— BEGIN Input for this task —

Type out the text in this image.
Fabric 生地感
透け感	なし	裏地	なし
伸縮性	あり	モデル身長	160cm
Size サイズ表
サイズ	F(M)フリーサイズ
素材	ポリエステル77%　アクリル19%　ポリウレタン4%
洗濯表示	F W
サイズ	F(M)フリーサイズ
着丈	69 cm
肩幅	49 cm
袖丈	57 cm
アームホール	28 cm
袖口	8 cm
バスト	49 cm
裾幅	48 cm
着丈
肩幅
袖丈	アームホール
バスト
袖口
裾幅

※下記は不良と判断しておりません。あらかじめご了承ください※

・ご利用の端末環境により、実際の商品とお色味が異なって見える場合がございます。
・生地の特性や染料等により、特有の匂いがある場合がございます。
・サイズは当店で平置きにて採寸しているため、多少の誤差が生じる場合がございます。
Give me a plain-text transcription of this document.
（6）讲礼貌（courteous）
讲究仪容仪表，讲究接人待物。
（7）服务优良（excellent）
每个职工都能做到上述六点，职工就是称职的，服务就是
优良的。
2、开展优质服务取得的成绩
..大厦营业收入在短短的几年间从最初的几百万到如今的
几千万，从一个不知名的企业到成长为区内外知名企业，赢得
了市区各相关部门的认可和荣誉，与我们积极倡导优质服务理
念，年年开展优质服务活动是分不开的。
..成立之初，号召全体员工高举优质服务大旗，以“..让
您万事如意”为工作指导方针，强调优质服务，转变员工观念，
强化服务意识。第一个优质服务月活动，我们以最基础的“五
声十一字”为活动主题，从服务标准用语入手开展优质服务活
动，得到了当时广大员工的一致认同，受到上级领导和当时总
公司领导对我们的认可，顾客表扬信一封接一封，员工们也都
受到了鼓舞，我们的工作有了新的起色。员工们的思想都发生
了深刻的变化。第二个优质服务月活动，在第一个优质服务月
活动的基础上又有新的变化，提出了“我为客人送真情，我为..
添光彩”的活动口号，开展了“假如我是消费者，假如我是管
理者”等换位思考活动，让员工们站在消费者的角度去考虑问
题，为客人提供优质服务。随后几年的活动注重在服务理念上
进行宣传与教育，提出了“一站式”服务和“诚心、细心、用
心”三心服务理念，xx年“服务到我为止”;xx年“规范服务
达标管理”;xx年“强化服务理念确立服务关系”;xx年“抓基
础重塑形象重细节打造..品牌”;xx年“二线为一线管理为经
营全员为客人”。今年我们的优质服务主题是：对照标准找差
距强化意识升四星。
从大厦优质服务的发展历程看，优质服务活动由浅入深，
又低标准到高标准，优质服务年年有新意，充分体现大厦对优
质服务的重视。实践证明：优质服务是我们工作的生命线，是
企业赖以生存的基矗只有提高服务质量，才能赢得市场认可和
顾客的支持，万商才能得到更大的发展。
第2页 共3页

— END Input for this task —

In full and verbatim, repeat the records given above.

-- Answer to the task --
Type out the text in this image.
Fabric 生地感
透け感	なし	裏地	なし
伸縮性	あり	モデル身長	160cm
Size サイズ表
サイズ	F(M)フリーサイズ
素材	ポリエステル77%　アクリル19%　ポリウレタン4%
洗濯表示	F W
サイズ	F(M)フリーサイズ
着丈	69 cm
肩幅	49 cm
袖丈	57 cm
アームホール	28 cm
袖口	8 cm
バスト	49 cm
裾幅	48 cm
着丈
肩幅
袖丈	アームホール
バスト
袖口
裾幅

※下記は不良と判断しておりません。あらかじめご了承ください※

・ご利用の端末環境により、実際の商品とお色味が異なって見える場合がございます。
・生地の特性や染料等により、特有の匂いがある場合がございます。
・サイズは当店で平置きにて採寸しているため、多少の誤差が生じる場合がございます。
Give me a plain-text transcription of this document.
（6）讲礼貌（courteous）
讲究仪容仪表，讲究接人待物。
（7）服务优良（excellent）
每个职工都能做到上述六点，职工就是称职的，服务就是
优良的。
2、开展优质服务取得的成绩
..大厦营业收入在短短的几年间从最初的几百万到如今的
几千万，从一个不知名的企业到成长为区内外知名企业，赢得
了市区各相关部门的认可和荣誉，与我们积极倡导优质服务理
念，年年开展优质服务活动是分不开的。
..成立之初，号召全体员工高举优质服务大旗，以“..让
您万事如意”为工作指导方针，强调优质服务，转变员工观念，
强化服务意识。第一个优质服务月活动，我们以最基础的“五
声十一字”为活动主题，从服务标准用语入手开展优质服务活
动，得到了当时广大员工的一致认同，受到上级领导和当时总
公司领导对我们的认可，顾客表扬信一封接一封，员工们也都
受到了鼓舞，我们的工作有了新的起色。员工们的思想都发生
了深刻的变化。第二个优质服务月活动，在第一个优质服务月
活动的基础上又有新的变化，提出了“我为客人送真情，我为..
添光彩”的活动口号，开展了“假如我是消费者，假如我是管
理者”等换位思考活动，让员工们站在消费者的角度去考虑问
题，为客人提供优质服务。随后几年的活动注重在服务理念上
进行宣传与教育，提出了“一站式”服务和“诚心、细心、用
心”三心服务理念，xx年“服务到我为止”;xx年“规范服务
达标管理”;xx年“强化服务理念确立服务关系”;xx年“抓基
础重塑形象重细节打造..品牌”;xx年“二线为一线管理为经
营全员为客人”。今年我们的优质服务主题是：对照标准找差
距强化意识升四星。
从大厦优质服务的发展历程看，优质服务活动由浅入深，
又低标准到高标准，优质服务年年有新意，充分体现大厦对优
质服务的重视。实践证明：优质服务是我们工作的生命线，是
企业赖以生存的基矗只有提高服务质量，才能赢得市场认可和
顾客的支持，万商才能得到更大的发展。
第2页 共3页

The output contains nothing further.